Description of the task
The data below is to be returned in full and exactly.

— start —

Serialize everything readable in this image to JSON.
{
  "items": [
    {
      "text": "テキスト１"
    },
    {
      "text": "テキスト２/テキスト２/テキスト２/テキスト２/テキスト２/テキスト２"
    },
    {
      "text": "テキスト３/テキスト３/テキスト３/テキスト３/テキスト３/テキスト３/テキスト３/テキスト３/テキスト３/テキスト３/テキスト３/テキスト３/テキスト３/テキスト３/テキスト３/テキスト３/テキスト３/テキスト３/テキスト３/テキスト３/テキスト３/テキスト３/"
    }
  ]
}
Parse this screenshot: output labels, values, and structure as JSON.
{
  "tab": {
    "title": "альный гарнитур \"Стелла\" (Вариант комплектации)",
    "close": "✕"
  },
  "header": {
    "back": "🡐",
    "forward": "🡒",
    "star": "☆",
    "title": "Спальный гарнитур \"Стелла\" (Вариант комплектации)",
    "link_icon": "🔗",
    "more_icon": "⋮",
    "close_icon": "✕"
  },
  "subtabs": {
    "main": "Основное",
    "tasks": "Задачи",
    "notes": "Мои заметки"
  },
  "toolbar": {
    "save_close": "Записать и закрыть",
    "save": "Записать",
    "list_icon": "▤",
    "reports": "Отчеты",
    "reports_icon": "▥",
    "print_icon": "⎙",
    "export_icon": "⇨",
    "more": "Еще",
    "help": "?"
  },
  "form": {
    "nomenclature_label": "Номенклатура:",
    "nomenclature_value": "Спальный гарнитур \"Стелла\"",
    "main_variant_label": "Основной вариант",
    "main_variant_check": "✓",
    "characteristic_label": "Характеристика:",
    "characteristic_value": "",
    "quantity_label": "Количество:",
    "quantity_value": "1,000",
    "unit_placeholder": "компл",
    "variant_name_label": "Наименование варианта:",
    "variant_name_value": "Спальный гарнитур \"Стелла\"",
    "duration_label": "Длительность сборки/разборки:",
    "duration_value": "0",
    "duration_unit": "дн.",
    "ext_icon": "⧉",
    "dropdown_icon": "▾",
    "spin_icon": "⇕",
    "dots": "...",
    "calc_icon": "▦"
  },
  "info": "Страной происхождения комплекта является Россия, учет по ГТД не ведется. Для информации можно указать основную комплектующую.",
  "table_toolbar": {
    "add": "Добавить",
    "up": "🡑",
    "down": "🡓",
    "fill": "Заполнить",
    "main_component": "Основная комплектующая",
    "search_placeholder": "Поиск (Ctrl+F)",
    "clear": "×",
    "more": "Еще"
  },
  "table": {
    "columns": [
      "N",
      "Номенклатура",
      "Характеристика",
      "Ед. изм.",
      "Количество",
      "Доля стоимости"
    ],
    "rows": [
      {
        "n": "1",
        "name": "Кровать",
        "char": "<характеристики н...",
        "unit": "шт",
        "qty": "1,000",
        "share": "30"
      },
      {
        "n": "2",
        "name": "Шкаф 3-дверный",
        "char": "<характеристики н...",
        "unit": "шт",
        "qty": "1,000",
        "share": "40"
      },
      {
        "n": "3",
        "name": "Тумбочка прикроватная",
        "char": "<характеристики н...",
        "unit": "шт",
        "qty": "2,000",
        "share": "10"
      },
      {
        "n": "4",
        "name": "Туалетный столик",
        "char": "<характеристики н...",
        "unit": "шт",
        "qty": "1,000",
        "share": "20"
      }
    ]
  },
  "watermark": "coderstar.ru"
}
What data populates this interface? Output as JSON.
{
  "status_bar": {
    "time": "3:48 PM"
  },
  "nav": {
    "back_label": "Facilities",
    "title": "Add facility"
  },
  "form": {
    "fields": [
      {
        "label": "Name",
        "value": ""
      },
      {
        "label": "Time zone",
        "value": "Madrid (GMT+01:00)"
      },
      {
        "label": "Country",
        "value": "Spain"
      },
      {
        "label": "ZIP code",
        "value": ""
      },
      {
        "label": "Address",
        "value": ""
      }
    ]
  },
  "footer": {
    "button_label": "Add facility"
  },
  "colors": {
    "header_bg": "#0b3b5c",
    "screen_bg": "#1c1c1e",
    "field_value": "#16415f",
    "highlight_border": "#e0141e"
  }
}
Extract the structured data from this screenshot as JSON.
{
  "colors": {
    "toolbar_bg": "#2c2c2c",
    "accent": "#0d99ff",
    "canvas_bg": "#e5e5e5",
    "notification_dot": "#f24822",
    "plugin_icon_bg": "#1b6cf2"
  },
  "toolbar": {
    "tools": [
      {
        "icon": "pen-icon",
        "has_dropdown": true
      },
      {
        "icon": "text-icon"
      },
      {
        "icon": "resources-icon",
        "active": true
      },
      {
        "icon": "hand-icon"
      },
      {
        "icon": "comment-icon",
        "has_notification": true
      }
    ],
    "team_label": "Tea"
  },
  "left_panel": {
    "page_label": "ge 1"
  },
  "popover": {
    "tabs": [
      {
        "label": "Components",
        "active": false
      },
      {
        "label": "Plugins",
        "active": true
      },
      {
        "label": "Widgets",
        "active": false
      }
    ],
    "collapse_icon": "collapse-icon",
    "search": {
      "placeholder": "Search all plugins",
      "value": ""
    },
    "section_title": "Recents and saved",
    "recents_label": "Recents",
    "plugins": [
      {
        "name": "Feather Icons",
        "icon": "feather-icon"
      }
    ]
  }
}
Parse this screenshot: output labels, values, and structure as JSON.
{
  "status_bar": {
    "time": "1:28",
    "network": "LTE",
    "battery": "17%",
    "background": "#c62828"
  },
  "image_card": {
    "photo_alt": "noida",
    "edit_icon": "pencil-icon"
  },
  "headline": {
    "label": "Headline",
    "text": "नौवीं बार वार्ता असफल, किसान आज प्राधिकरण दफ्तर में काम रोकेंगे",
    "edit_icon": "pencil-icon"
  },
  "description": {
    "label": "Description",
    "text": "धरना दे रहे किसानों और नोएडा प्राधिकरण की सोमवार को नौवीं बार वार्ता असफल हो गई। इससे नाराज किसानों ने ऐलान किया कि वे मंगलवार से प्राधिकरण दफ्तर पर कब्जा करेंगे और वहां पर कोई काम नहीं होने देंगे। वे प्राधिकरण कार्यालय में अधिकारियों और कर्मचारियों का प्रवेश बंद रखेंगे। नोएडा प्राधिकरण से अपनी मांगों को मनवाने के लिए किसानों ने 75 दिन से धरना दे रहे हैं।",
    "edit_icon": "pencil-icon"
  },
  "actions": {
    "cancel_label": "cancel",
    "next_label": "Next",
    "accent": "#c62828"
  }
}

— end —

In response
Serialize everything readable in this image to JSON.
{
  "items": [
    {
      "text": "テキスト１"
    },
    {
      "text": "テキスト２/テキスト２/テキスト２/テキスト２/テキスト２/テキスト２"
    },
    {
      "text": "テキスト３/テキスト３/テキスト３/テキスト３/テキスト３/テキスト３/テキスト３/テキスト３/テキスト３/テキスト３/テキスト３/テキスト３/テキスト３/テキスト３/テキスト３/テキスト３/テキスト３/テキスト３/テキスト３/テキスト３/テキスト３/テキスト３/"
    }
  ]
}
Parse this screenshot: output labels, values, and structure as JSON.
{
  "tab": {
    "title": "альный гарнитур \"Стелла\" (Вариант комплектации)",
    "close": "✕"
  },
  "header": {
    "back": "🡐",
    "forward": "🡒",
    "star": "☆",
    "title": "Спальный гарнитур \"Стелла\" (Вариант комплектации)",
    "link_icon": "🔗",
    "more_icon": "⋮",
    "close_icon": "✕"
  },
  "subtabs": {
    "main": "Основное",
    "tasks": "Задачи",
    "notes": "Мои заметки"
  },
  "toolbar": {
    "save_close": "Записать и закрыть",
    "save": "Записать",
    "list_icon": "▤",
    "reports": "Отчеты",
    "reports_icon": "▥",
    "print_icon": "⎙",
    "export_icon": "⇨",
    "more": "Еще",
    "help": "?"
  },
  "form": {
    "nomenclature_label": "Номенклатура:",
    "nomenclature_value": "Спальный гарнитур \"Стелла\"",
    "main_variant_label": "Основной вариант",
    "main_variant_check": "✓",
    "characteristic_label": "Характеристика:",
    "characteristic_value": "",
    "quantity_label": "Количество:",
    "quantity_value": "1,000",
    "unit_placeholder": "компл",
    "variant_name_label": "Наименование варианта:",
    "variant_name_value": "Спальный гарнитур \"Стелла\"",
    "duration_label": "Длительность сборки/разборки:",
    "duration_value": "0",
    "duration_unit": "дн.",
    "ext_icon": "⧉",
    "dropdown_icon": "▾",
    "spin_icon": "⇕",
    "dots": "...",
    "calc_icon": "▦"
  },
  "info": "Страной происхождения комплекта является Россия, учет по ГТД не ведется. Для информации можно указать основную комплектующую.",
  "table_toolbar": {
    "add": "Добавить",
    "up": "🡑",
    "down": "🡓",
    "fill": "Заполнить",
    "main_component": "Основная комплектующая",
    "search_placeholder": "Поиск (Ctrl+F)",
    "clear": "×",
    "more": "Еще"
  },
  "table": {
    "columns": [
      "N",
      "Номенклатура",
      "Характеристика",
      "Ед. изм.",
      "Количество",
      "Доля стоимости"
    ],
    "rows": [
      {
        "n": "1",
        "name": "Кровать",
        "char": "<характеристики н...",
        "unit": "шт",
        "qty": "1,000",
        "share": "30"
      },
      {
        "n": "2",
        "name": "Шкаф 3-дверный",
        "char": "<характеристики н...",
        "unit": "шт",
        "qty": "1,000",
        "share": "40"
      },
      {
        "n": "3",
        "name": "Тумбочка прикроватная",
        "char": "<характеристики н...",
        "unit": "шт",
        "qty": "2,000",
        "share": "10"
      },
      {
        "n": "4",
        "name": "Туалетный столик",
        "char": "<характеристики н...",
        "unit": "шт",
        "qty": "1,000",
        "share": "20"
      }
    ]
  },
  "watermark": "coderstar.ru"
}
What data populates this interface? Output as JSON.
{
  "status_bar": {
    "time": "3:48 PM"
  },
  "nav": {
    "back_label": "Facilities",
    "title": "Add facility"
  },
  "form": {
    "fields": [
      {
        "label": "Name",
        "value": ""
      },
      {
        "label": "Time zone",
        "value": "Madrid (GMT+01:00)"
      },
      {
        "label": "Country",
        "value": "Spain"
      },
      {
        "label": "ZIP code",
        "value": ""
      },
      {
        "label": "Address",
        "value": ""
      }
    ]
  },
  "footer": {
    "button_label": "Add facility"
  },
  "colors": {
    "header_bg": "#0b3b5c",
    "screen_bg": "#1c1c1e",
    "field_value": "#16415f",
    "highlight_border": "#e0141e"
  }
}
Extract the structured data from this screenshot as JSON.
{
  "colors": {
    "toolbar_bg": "#2c2c2c",
    "accent": "#0d99ff",
    "canvas_bg": "#e5e5e5",
    "notification_dot": "#f24822",
    "plugin_icon_bg": "#1b6cf2"
  },
  "toolbar": {
    "tools": [
      {
        "icon": "pen-icon",
        "has_dropdown": true
      },
      {
        "icon": "text-icon"
      },
      {
        "icon": "resources-icon",
        "active": true
      },
      {
        "icon": "hand-icon"
      },
      {
        "icon": "comment-icon",
        "has_notification": true
      }
    ],
    "team_label": "Tea"
  },
  "left_panel": {
    "page_label": "ge 1"
  },
  "popover": {
    "tabs": [
      {
        "label": "Components",
        "active": false
      },
      {
        "label": "Plugins",
        "active": true
      },
      {
        "label": "Widgets",
        "active": false
      }
    ],
    "collapse_icon": "collapse-icon",
    "search": {
      "placeholder": "Search all plugins",
      "value": ""
    },
    "section_title": "Recents and saved",
    "recents_label": "Recents",
    "plugins": [
      {
        "name": "Feather Icons",
        "icon": "feather-icon"
      }
    ]
  }
}
Parse this screenshot: output labels, values, and structure as JSON.
{
  "status_bar": {
    "time": "1:28",
    "network": "LTE",
    "battery": "17%",
    "background": "#c62828"
  },
  "image_card": {
    "photo_alt": "noida",
    "edit_icon": "pencil-icon"
  },
  "headline": {
    "label": "Headline",
    "text": "नौवीं बार वार्ता असफल, किसान आज प्राधिकरण दफ्तर में काम रोकेंगे",
    "edit_icon": "pencil-icon"
  },
  "description": {
    "label": "Description",
    "text": "धरना दे रहे किसानों और नोएडा प्राधिकरण की सोमवार को नौवीं बार वार्ता असफल हो गई। इससे नाराज किसानों ने ऐलान किया कि वे मंगलवार से प्राधिकरण दफ्तर पर कब्जा करेंगे और वहां पर कोई काम नहीं होने देंगे। वे प्राधिकरण कार्यालय में अधिकारियों और कर्मचारियों का प्रवेश बंद रखेंगे। नोएडा प्राधिकरण से अपनी मांगों को मनवाने के लिए किसानों ने 75 दिन से धरना दे रहे हैं।",
    "edit_icon": "pencil-icon"
  },
  "actions": {
    "cancel_label": "cancel",
    "next_label": "Next",
    "accent": "#c62828"
  }
}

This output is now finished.